- **STATED TASK**
Records follow. Copy every line with "name".

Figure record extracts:
————

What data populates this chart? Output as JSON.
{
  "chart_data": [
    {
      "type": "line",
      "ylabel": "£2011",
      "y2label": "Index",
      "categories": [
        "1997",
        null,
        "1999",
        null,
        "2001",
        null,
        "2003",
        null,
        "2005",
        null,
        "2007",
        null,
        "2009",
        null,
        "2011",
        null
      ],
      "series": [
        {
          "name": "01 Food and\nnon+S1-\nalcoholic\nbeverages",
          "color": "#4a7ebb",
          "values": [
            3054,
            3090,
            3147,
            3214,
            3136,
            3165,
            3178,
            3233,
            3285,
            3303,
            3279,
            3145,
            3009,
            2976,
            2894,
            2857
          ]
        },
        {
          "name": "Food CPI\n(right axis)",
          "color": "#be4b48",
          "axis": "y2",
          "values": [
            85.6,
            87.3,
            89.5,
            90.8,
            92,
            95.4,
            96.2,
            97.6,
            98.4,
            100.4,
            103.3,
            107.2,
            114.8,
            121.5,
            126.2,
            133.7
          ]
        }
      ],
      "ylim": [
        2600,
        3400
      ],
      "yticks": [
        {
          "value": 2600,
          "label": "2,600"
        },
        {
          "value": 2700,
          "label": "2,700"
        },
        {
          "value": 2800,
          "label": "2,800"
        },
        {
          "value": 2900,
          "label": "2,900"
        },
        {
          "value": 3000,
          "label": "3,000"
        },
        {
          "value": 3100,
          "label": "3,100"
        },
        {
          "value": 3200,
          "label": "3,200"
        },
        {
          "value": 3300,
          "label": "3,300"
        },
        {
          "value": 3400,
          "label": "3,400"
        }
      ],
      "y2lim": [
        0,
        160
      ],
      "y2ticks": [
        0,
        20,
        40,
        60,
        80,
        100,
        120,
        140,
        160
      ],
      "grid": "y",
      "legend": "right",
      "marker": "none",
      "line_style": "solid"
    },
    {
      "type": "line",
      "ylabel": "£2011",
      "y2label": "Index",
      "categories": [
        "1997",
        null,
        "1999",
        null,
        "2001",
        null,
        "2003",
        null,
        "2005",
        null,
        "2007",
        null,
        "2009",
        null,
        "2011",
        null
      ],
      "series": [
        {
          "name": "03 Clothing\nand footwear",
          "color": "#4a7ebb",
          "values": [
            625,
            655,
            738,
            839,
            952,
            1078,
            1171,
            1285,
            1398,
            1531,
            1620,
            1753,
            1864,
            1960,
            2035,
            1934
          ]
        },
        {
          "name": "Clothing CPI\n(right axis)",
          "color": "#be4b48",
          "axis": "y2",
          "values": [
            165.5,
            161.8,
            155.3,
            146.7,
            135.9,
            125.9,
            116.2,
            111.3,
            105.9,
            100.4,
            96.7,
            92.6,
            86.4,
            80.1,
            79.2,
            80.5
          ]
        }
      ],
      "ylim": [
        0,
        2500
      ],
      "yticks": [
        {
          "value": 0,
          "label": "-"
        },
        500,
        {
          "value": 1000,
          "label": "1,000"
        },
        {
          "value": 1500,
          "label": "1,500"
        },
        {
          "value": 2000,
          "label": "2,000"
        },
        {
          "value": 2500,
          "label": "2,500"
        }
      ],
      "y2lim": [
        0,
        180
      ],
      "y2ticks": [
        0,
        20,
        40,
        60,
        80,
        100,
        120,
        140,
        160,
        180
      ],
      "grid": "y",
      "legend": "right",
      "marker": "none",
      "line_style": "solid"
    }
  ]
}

————

- **WORKED ANSWER**
          "name": "01 Food and\nnon+S1-\nalcoholic\nbeverages",
          "name": "Food CPI\n(right axis)",
          "name": "03 Clothing\nand footwear",
          "name": "Clothing CPI\n(right axis)",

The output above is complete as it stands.